● **PROBLEM**:
Give back every line exactly as it appears, pictures excluded.

-- start of INFORMATION PROVIDED --

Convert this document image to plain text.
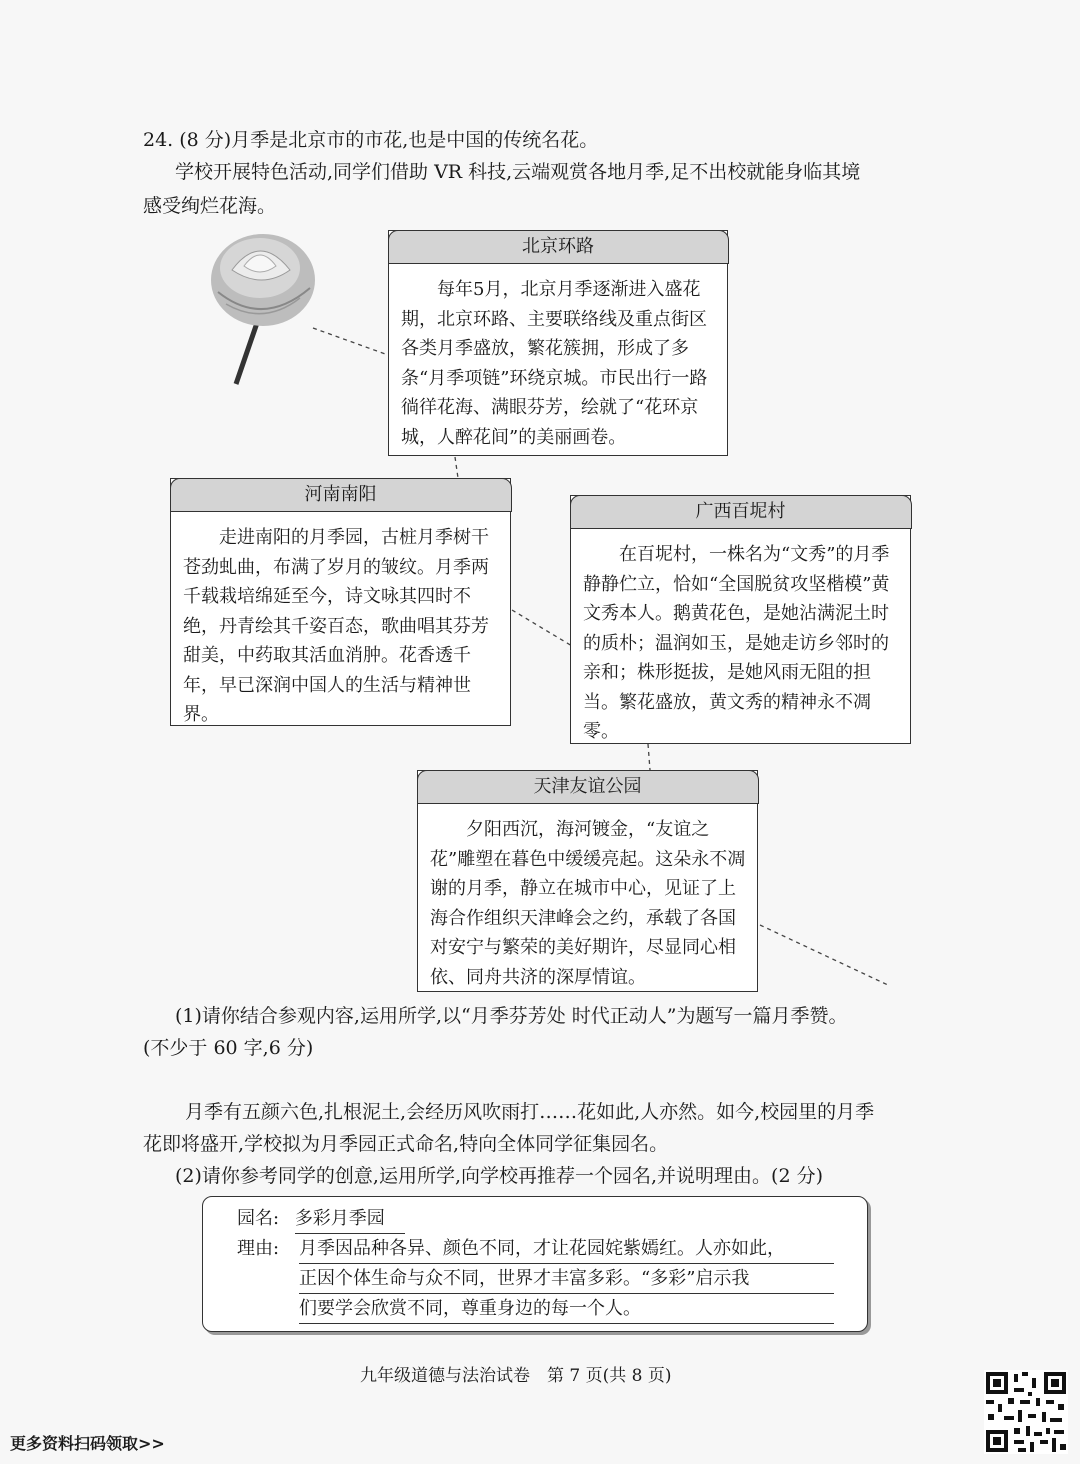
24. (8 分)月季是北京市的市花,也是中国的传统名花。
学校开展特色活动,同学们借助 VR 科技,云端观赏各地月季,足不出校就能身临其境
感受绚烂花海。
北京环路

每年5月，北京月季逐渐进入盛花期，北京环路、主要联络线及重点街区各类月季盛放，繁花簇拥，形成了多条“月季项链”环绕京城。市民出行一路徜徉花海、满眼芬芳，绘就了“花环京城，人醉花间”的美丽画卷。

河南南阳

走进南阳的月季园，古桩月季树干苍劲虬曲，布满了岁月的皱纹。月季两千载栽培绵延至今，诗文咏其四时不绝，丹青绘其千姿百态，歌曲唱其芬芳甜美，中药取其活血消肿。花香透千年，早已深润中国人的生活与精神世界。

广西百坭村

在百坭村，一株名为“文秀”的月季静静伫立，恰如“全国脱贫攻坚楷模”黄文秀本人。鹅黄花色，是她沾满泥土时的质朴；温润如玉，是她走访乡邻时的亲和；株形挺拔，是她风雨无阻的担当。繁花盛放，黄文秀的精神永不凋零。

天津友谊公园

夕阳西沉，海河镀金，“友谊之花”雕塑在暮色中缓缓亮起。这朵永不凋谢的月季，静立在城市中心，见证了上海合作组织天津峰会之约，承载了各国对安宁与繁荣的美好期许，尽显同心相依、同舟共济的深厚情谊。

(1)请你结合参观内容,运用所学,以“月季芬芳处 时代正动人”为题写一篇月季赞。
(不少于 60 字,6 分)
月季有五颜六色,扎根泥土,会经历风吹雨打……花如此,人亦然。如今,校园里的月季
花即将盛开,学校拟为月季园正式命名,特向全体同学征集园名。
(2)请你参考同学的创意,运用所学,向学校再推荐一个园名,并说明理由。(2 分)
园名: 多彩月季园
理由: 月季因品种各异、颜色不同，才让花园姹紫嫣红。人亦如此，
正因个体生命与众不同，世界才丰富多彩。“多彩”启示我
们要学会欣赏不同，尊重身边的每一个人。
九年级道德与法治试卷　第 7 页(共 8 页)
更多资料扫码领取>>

-- end of INFORMATION PROVIDED --

● **EXPECTED ANSWER**:
Convert this document image to plain text.
24. (8 分)月季是北京市的市花,也是中国的传统名花。
学校开展特色活动,同学们借助 VR 科技,云端观赏各地月季,足不出校就能身临其境
感受绚烂花海。
北京环路

每年5月，北京月季逐渐进入盛花期，北京环路、主要联络线及重点街区各类月季盛放，繁花簇拥，形成了多条“月季项链”环绕京城。市民出行一路徜徉花海、满眼芬芳，绘就了“花环京城，人醉花间”的美丽画卷。

河南南阳

走进南阳的月季园，古桩月季树干苍劲虬曲，布满了岁月的皱纹。月季两千载栽培绵延至今，诗文咏其四时不绝，丹青绘其千姿百态，歌曲唱其芬芳甜美，中药取其活血消肿。花香透千年，早已深润中国人的生活与精神世界。

广西百坭村

在百坭村，一株名为“文秀”的月季静静伫立，恰如“全国脱贫攻坚楷模”黄文秀本人。鹅黄花色，是她沾满泥土时的质朴；温润如玉，是她走访乡邻时的亲和；株形挺拔，是她风雨无阻的担当。繁花盛放，黄文秀的精神永不凋零。

天津友谊公园

夕阳西沉，海河镀金，“友谊之花”雕塑在暮色中缓缓亮起。这朵永不凋谢的月季，静立在城市中心，见证了上海合作组织天津峰会之约，承载了各国对安宁与繁荣的美好期许，尽显同心相依、同舟共济的深厚情谊。

(1)请你结合参观内容,运用所学,以“月季芬芳处 时代正动人”为题写一篇月季赞。
(不少于 60 字,6 分)
月季有五颜六色,扎根泥土,会经历风吹雨打……花如此,人亦然。如今,校园里的月季
花即将盛开,学校拟为月季园正式命名,特向全体同学征集园名。
(2)请你参考同学的创意,运用所学,向学校再推荐一个园名,并说明理由。(2 分)
园名: 多彩月季园
理由: 月季因品种各异、颜色不同，才让花园姹紫嫣红。人亦如此，
正因个体生命与众不同，世界才丰富多彩。“多彩”启示我
们要学会欣赏不同，尊重身边的每一个人。
九年级道德与法治试卷　第 7 页(共 8 页)
更多资料扫码领取>>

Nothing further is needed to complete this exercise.